● What you will do
Leave out the images and repeat the listing below without a single change.

## BEGIN Material shown

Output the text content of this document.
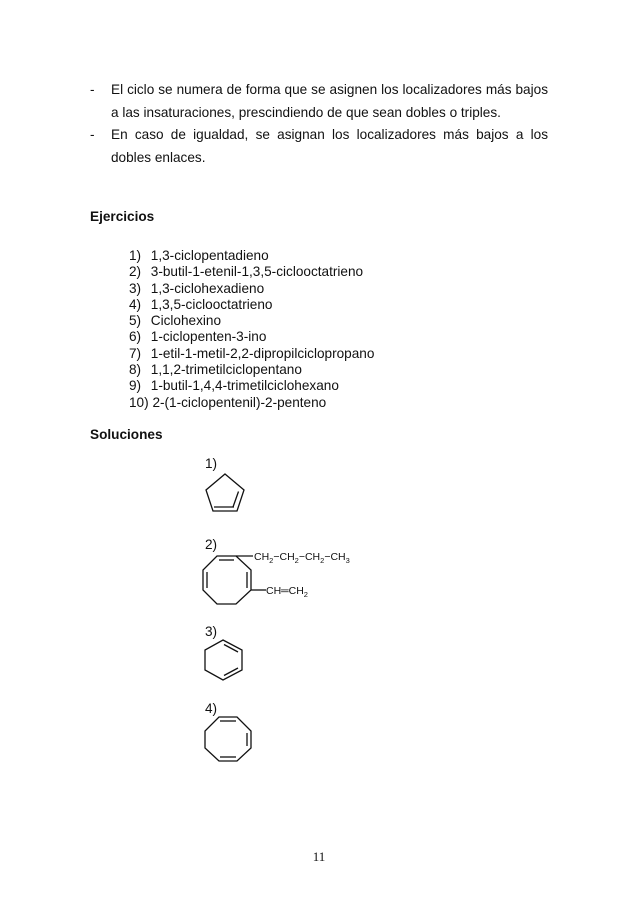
- El ciclo se numera de forma que se asignen los localizadores más bajos a las insaturaciones, prescindiendo de que sean dobles o triples.
- En caso de igualdad, se asignan los localizadores más bajos a los dobles enlaces.
Ejercicios
1) 1,3-ciclopentadieno
2) 3-butil-1-etenil-1,3,5-ciclooctatrieno
3) 1,3-ciclohexadieno
4) 1,3,5-ciclooctatrieno
5) Ciclohexino
6) 1-ciclopenten-3-ino
7) 1-etil-1-metil-2,2-dipropilciclopropano
8) 1,1,2-trimetilciclopentano
9) 1-butil-1,4,4-trimetilciclohexano
10) 2-(1-ciclopentenil)-2-penteno
Soluciones
1)
2)
$CH_2-CH_2-CH_2-CH_3$
$CH═CH_2$
3)
4)
11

## END Material shown

● The response
Output the text content of this document.
- El ciclo se numera de forma que se asignen los localizadores más bajos a las insaturaciones, prescindiendo de que sean dobles o triples.
- En caso de igualdad, se asignan los localizadores más bajos a los dobles enlaces.
Ejercicios
1) 1,3-ciclopentadieno
2) 3-butil-1-etenil-1,3,5-ciclooctatrieno
3) 1,3-ciclohexadieno
4) 1,3,5-ciclooctatrieno
5) Ciclohexino
6) 1-ciclopenten-3-ino
7) 1-etil-1-metil-2,2-dipropilciclopropano
8) 1,1,2-trimetilciclopentano
9) 1-butil-1,4,4-trimetilciclohexano
10) 2-(1-ciclopentenil)-2-penteno
Soluciones
1)
2)
$CH_2-CH_2-CH_2-CH_3$
$CH═CH_2$
3)
4)
11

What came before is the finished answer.